▶ Aim of the task
Repeat every record below exactly, omitting any pictures.

▶ Data rows
'''
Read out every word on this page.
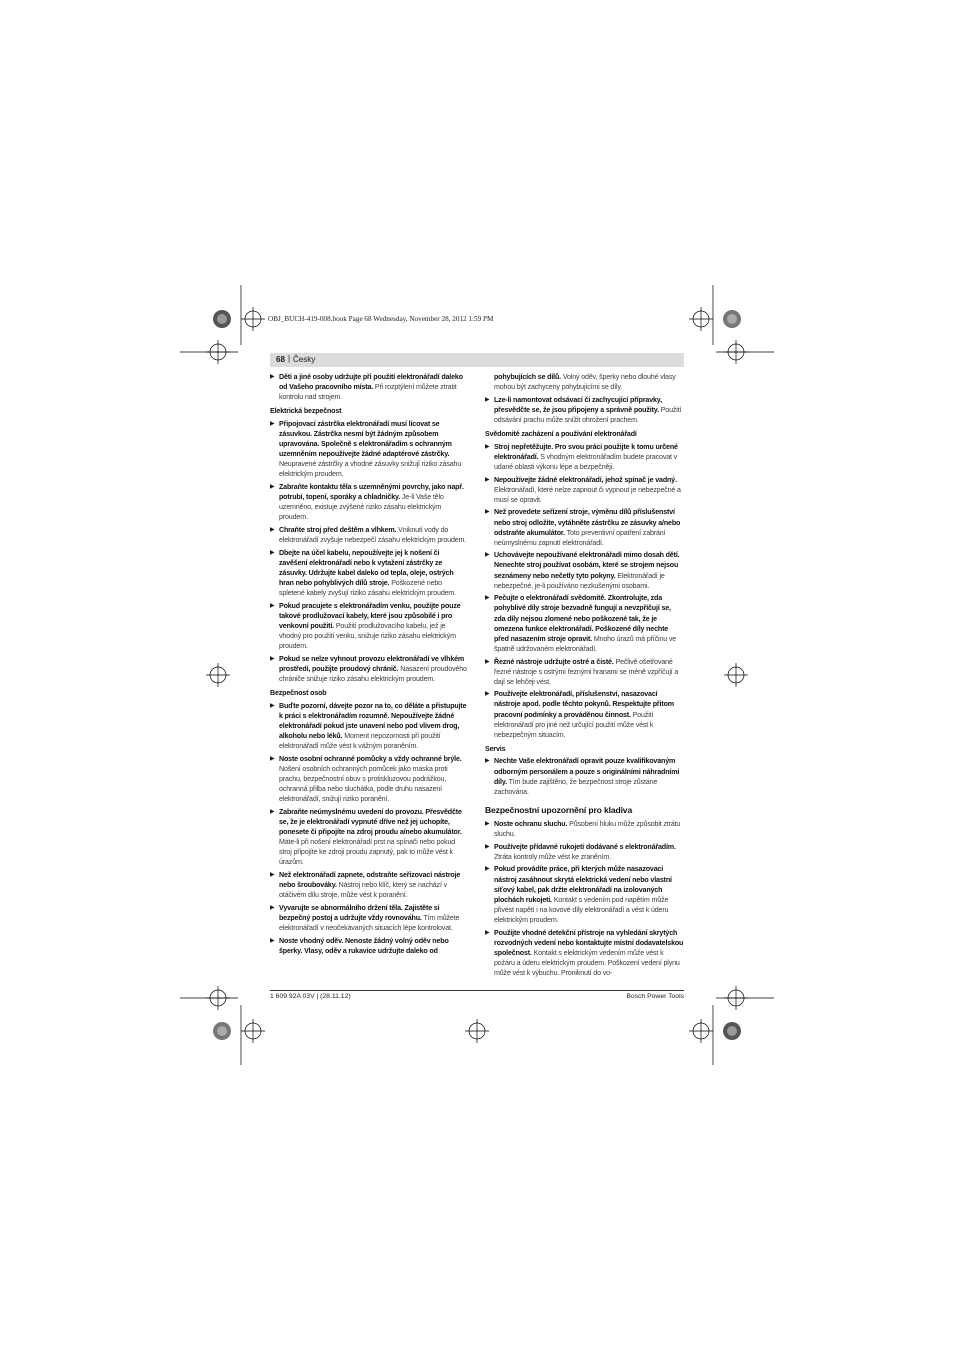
OBJ_BUCH-419-008.book Page 68 Wednesday, November 28, 2012 1:59 PM
68 | Česky
▶ Děti a jiné osoby udržujte při použití elektronářadí daleko od Vašeho pracovního místa. Při rozptýlení můžete ztratit kontrolu nad strojem.
Elektrická bezpečnost
▶ Připojovací zástrčka elektronářadí musí lícovat se zásuvkou. Zástrčka nesmí být žádným způsobem upravována. Společně s elektronářadím s ochranným uzemněním nepoužívejte žádné adaptérové zástrčky. Neupravené zástrčky a vhodné zásuvky snižují riziko zásahu elektrickým proudem.
▶ Zabraňte kontaktu těla s uzemněnými povrchy, jako např. potrubí, topení, sporáky a chladničky. Je-li Vaše tělo uzemněno, existuje zvýšené riziko zásahu elektrickým proudem.
▶ Chraňte stroj před deštěm a vlhkem. Vniknutí vody do elektronářadí zvyšuje nebezpečí zásahu elektrickým proudem.
▶ Dbejte na účel kabelu, nepoužívejte jej k nošení či zavěšení elektronářadí nebo k vytažení zástrčky ze zásuvky. Udržujte kabel daleko od tepla, oleje, ostrých hran nebo pohyblivých dílů stroje. Poškozené nebo spletené kabely zvyšují riziko zásahu elektrickým proudem.
▶ Pokud pracujete s elektronářadím venku, použijte pouze takové prodlužovací kabely, které jsou způsobilé i pro venkovní použití. Použití prodlužovacího kabelu, jež je vhodný pro použití venku, snižuje riziko zásahu elektrickým proudem.
▶ Pokud se nelze vyhnout provozu elektronářadí ve vlhkém prostředí, použijte proudový chránič. Nasazení proudového chrániče snižuje riziko zásahu elektrickým proudem.
Bezpečnost osob
▶ Buďte pozorní, dávejte pozor na to, co děláte a přistupujte k práci s elektronářadím rozumně. Nepoužívejte žádné elektronářadí pokud jste unavení nebo pod vlivem drog, alkoholu nebo léků. Moment nepozornosti při použití elektronářadí může vést k vážným poraněním.
▶ Noste osobní ochranné pomůcky a vždy ochranné brýle. Nošení osobních ochranných pomůcek jako maska proti prachu, bezpečnostní obuv s protiskluzovou podrážkou, ochranná přilba nebo sluchátka, podle druhu nasazení elektronářadí, snižují riziko poranění.
▶ Zabraňte neúmyslnému uvedení do provozu. Přesvědčte se, že je elektronářadí vypnuté dříve než jej uchopíte, ponesete či připojíte na zdroj proudu a/nebo akumulátor. Máte-li při nošení elektronářadí prst na spínači nebo pokud stroj připojíte ke zdroji proudu zapnutý, pak to může vést k úrazům.
▶ Než elektronářadí zapnete, odstraňte seřizovací nástroje nebo šroubováky. Nástroj nebo klíč, který se nachází v otáčivém dílu stroje, může vést k poranění.
▶ Vyvarujte se abnormálního držení těla. Zajistěte si bezpečný postoj a udržujte vždy rovnováhu. Tím můžete elektronářadí v neočekávaných situacích lépe kontrolovat.
▶ Noste vhodný oděv. Nenoste žádný volný oděv nebo šperky. Vlasy, oděv a rukavice udržujte daleko od
pohybujících se dílů. Volný oděv, šperky nebo dlouhé vlasy mohou být zachyceny pohybujícími se díly.
▶ Lze-li namontovat odsávací či zachycující přípravky, přesvědčte se, že jsou připojeny a správně použity. Použití odsávání prachu může snížit ohrožení prachem.
Svědomité zacházení a používání elektronářadí
▶ Stroj nepřetěžujte. Pro svou práci použijte k tomu určené elektronářadí. S vhodným elektronářadím budete pracovat v udané oblasti výkonu lépe a bezpečněji.
▶ Nepoužívejte žádné elektronářadí, jehož spínač je vadný. Elektronářadí, které nelze zapnout či vypnout je nebezpečné a musí se opravit.
▶ Než provedete seřízení stroje, výměnu dílů příslušenství nebo stroj odložíte, vytáhněte zástrčku ze zásuvky a/nebo odstraňte akumulátor. Toto preventivní opatření zabrání neúmyslnému zapnutí elektronářadí.
▶ Uchovávejte nepoužívané elektronářadí mimo dosah dětí. Nenechte stroj používat osobám, které se strojem nejsou seznámeny nebo nečetly tyto pokyny. Elektronářadí je nebezpečné, je-li používáno nezkušenými osobami.
▶ Pečujte o elektronářadí svědomitě. Zkontrolujte, zda pohyblivé díly stroje bezvadně fungují a nevzpříčují se, zda díly nejsou zlomené nebo poškozené tak, že je omezena funkce elektronářadí. Poškozené díly nechte před nasazením stroje opravit. Mnoho úrazů má příčinu ve špatně udržovaném elektronářadí.
▶ Řezné nástroje udržujte ostré a čisté. Pečlivě ošetřované řezné nástroje s ostrými řeznými hranami se méně vzpříčují a dají se lehčeji vést.
▶ Používejte elektronářadí, příslušenství, nasazovací nástroje apod. podle těchto pokynů. Respektujte přitom pracovní podmínky a prováděnou činnost. Použití elektronářadí pro jiné než určující použití může vést k nebezpečným situacím.
Servis
▶ Nechte Vaše elektronářadí opravit pouze kvalifikovaným odborným personálem a pouze s originálními náhradními díly. Tím bude zajištěno, že bezpečnost stroje zůstane zachována.
Bezpečnostní upozornění pro kladiva
▶ Noste ochranu sluchu. Působení hluku může způsobit ztrátu sluchu.
▶ Používejte přídavné rukojeti dodávané s elektronářadím. Ztráta kontroly může vést ke zraněním.
▶ Pokud provádíte práce, při kterých může nasazovací nástroj zasáhnout skrytá elektrická vedení nebo vlastní síťový kabel, pak držte elektronářadí na izolovaných plochách rukojeti. Kontakt s vedením pod napětím může přivést napětí i na kovové díly elektronářadí a vést k úderu elektrickým proudem.
▶ Použijte vhodné detekční přístroje na vyhledání skrytých rozvodných vedení nebo kontaktujte místní dodavatelskou společnost. Kontakt s elektrickým vedením může vést k požáru a úderu elektrickým proudem. Poškození vedení plynu může vést k výbuchu. Proniknutí do vo-
1 609 92A 03V | (28.11.12)	Bosch Power Tools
'''
▶ Completed exercise
Read out every word on this page.
OBJ_BUCH-419-008.book Page 68 Wednesday, November 28, 2012 1:59 PM
68 | Česky
▶ Děti a jiné osoby udržujte při použití elektronářadí daleko od Vašeho pracovního místa. Při rozptýlení můžete ztratit kontrolu nad strojem.
Elektrická bezpečnost
▶ Připojovací zástrčka elektronářadí musí lícovat se zásuvkou. Zástrčka nesmí být žádným způsobem upravována. Společně s elektronářadím s ochranným uzemněním nepoužívejte žádné adaptérové zástrčky. Neupravené zástrčky a vhodné zásuvky snižují riziko zásahu elektrickým proudem.
▶ Zabraňte kontaktu těla s uzemněnými povrchy, jako např. potrubí, topení, sporáky a chladničky. Je-li Vaše tělo uzemněno, existuje zvýšené riziko zásahu elektrickým proudem.
▶ Chraňte stroj před deštěm a vlhkem. Vniknutí vody do elektronářadí zvyšuje nebezpečí zásahu elektrickým proudem.
▶ Dbejte na účel kabelu, nepoužívejte jej k nošení či zavěšení elektronářadí nebo k vytažení zástrčky ze zásuvky. Udržujte kabel daleko od tepla, oleje, ostrých hran nebo pohyblivých dílů stroje. Poškozené nebo spletené kabely zvyšují riziko zásahu elektrickým proudem.
▶ Pokud pracujete s elektronářadím venku, použijte pouze takové prodlužovací kabely, které jsou způsobilé i pro venkovní použití. Použití prodlužovacího kabelu, jež je vhodný pro použití venku, snižuje riziko zásahu elektrickým proudem.
▶ Pokud se nelze vyhnout provozu elektronářadí ve vlhkém prostředí, použijte proudový chránič. Nasazení proudového chrániče snižuje riziko zásahu elektrickým proudem.
Bezpečnost osob
▶ Buďte pozorní, dávejte pozor na to, co děláte a přistupujte k práci s elektronářadím rozumně. Nepoužívejte žádné elektronářadí pokud jste unavení nebo pod vlivem drog, alkoholu nebo léků. Moment nepozornosti při použití elektronářadí může vést k vážným poraněním.
▶ Noste osobní ochranné pomůcky a vždy ochranné brýle. Nošení osobních ochranných pomůcek jako maska proti prachu, bezpečnostní obuv s protiskluzovou podrážkou, ochranná přilba nebo sluchátka, podle druhu nasazení elektronářadí, snižují riziko poranění.
▶ Zabraňte neúmyslnému uvedení do provozu. Přesvědčte se, že je elektronářadí vypnuté dříve než jej uchopíte, ponesete či připojíte na zdroj proudu a/nebo akumulátor. Máte-li při nošení elektronářadí prst na spínači nebo pokud stroj připojíte ke zdroji proudu zapnutý, pak to může vést k úrazům.
▶ Než elektronářadí zapnete, odstraňte seřizovací nástroje nebo šroubováky. Nástroj nebo klíč, který se nachází v otáčivém dílu stroje, může vést k poranění.
▶ Vyvarujte se abnormálního držení těla. Zajistěte si bezpečný postoj a udržujte vždy rovnováhu. Tím můžete elektronářadí v neočekávaných situacích lépe kontrolovat.
▶ Noste vhodný oděv. Nenoste žádný volný oděv nebo šperky. Vlasy, oděv a rukavice udržujte daleko od
pohybujících se dílů. Volný oděv, šperky nebo dlouhé vlasy mohou být zachyceny pohybujícími se díly.
▶ Lze-li namontovat odsávací či zachycující přípravky, přesvědčte se, že jsou připojeny a správně použity. Použití odsávání prachu může snížit ohrožení prachem.
Svědomité zacházení a používání elektronářadí
▶ Stroj nepřetěžujte. Pro svou práci použijte k tomu určené elektronářadí. S vhodným elektronářadím budete pracovat v udané oblasti výkonu lépe a bezpečněji.
▶ Nepoužívejte žádné elektronářadí, jehož spínač je vadný. Elektronářadí, které nelze zapnout či vypnout je nebezpečné a musí se opravit.
▶ Než provedete seřízení stroje, výměnu dílů příslušenství nebo stroj odložíte, vytáhněte zástrčku ze zásuvky a/nebo odstraňte akumulátor. Toto preventivní opatření zabrání neúmyslnému zapnutí elektronářadí.
▶ Uchovávejte nepoužívané elektronářadí mimo dosah dětí. Nenechte stroj používat osobám, které se strojem nejsou seznámeny nebo nečetly tyto pokyny. Elektronářadí je nebezpečné, je-li používáno nezkušenými osobami.
▶ Pečujte o elektronářadí svědomitě. Zkontrolujte, zda pohyblivé díly stroje bezvadně fungují a nevzpříčují se, zda díly nejsou zlomené nebo poškozené tak, že je omezena funkce elektronářadí. Poškozené díly nechte před nasazením stroje opravit. Mnoho úrazů má příčinu ve špatně udržovaném elektronářadí.
▶ Řezné nástroje udržujte ostré a čisté. Pečlivě ošetřované řezné nástroje s ostrými řeznými hranami se méně vzpříčují a dají se lehčeji vést.
▶ Používejte elektronářadí, příslušenství, nasazovací nástroje apod. podle těchto pokynů. Respektujte přitom pracovní podmínky a prováděnou činnost. Použití elektronářadí pro jiné než určující použití může vést k nebezpečným situacím.
Servis
▶ Nechte Vaše elektronářadí opravit pouze kvalifikovaným odborným personálem a pouze s originálními náhradními díly. Tím bude zajištěno, že bezpečnost stroje zůstane zachována.
Bezpečnostní upozornění pro kladiva
▶ Noste ochranu sluchu. Působení hluku může způsobit ztrátu sluchu.
▶ Používejte přídavné rukojeti dodávané s elektronářadím. Ztráta kontroly může vést ke zraněním.
▶ Pokud provádíte práce, při kterých může nasazovací nástroj zasáhnout skrytá elektrická vedení nebo vlastní síťový kabel, pak držte elektronářadí na izolovaných plochách rukojeti. Kontakt s vedením pod napětím může přivést napětí i na kovové díly elektronářadí a vést k úderu elektrickým proudem.
▶ Použijte vhodné detekční přístroje na vyhledání skrytých rozvodných vedení nebo kontaktujte místní dodavatelskou společnost. Kontakt s elektrickým vedením může vést k požáru a úderu elektrickým proudem. Poškození vedení plynu může vést k výbuchu. Proniknutí do vo-
1 609 92A 03V | (28.11.12)	Bosch Power Tools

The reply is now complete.